*Requirements*
Identify every line in the records below that contains the word "page", and reproduce each one.

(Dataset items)

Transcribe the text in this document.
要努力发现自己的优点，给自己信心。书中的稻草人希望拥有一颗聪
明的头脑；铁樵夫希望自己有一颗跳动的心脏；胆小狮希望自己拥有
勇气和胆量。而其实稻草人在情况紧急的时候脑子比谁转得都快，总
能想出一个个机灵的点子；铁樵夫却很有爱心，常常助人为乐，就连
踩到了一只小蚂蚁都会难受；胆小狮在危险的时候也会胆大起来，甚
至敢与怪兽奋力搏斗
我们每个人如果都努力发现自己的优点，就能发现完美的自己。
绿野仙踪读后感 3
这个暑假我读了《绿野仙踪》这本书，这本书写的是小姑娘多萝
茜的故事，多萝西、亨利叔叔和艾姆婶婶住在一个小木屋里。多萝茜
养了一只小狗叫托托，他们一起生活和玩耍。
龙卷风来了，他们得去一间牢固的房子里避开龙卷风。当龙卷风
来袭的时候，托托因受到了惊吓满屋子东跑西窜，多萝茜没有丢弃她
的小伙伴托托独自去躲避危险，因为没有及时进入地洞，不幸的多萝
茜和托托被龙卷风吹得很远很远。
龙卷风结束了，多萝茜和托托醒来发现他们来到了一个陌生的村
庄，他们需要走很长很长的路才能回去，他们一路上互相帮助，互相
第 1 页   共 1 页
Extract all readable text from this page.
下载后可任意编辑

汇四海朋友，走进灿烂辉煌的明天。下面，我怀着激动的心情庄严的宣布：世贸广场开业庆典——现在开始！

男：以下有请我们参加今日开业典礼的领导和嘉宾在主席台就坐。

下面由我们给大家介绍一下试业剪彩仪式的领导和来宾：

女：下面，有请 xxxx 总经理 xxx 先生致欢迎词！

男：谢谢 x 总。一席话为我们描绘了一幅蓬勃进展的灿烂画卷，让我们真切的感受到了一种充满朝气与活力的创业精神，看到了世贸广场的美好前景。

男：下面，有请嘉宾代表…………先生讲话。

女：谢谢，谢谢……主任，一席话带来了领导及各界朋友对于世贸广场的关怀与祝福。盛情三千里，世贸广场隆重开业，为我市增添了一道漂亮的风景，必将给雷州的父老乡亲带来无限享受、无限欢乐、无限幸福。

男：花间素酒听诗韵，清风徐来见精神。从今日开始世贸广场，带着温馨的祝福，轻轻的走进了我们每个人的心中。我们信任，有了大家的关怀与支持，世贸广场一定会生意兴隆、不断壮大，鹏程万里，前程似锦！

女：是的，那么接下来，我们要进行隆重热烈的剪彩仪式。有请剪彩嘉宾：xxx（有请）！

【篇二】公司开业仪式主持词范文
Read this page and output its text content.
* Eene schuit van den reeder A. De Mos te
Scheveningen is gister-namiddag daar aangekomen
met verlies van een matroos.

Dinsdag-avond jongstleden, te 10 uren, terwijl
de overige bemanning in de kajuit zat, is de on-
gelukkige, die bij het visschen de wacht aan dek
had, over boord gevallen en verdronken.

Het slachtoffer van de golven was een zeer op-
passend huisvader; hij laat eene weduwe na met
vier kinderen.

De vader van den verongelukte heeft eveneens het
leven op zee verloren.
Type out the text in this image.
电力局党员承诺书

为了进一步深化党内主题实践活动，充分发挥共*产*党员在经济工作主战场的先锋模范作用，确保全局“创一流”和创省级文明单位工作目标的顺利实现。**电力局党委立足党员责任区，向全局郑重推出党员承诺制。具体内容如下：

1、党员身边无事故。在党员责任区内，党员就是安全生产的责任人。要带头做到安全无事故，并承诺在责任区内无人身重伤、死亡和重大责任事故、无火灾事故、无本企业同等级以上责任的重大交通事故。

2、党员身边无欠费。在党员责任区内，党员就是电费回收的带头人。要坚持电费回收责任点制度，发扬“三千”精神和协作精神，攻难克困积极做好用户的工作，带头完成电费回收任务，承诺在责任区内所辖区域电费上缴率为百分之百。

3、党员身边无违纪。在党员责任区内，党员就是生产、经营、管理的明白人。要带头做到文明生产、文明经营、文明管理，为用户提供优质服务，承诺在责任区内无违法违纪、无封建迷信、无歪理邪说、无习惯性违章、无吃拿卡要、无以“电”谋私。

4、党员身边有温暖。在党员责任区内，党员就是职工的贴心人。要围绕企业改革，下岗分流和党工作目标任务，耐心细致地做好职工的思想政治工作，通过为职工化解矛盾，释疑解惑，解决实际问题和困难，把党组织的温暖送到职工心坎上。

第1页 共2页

*Task solution*
Extract all readable text from this page.
Read this page and output its text content.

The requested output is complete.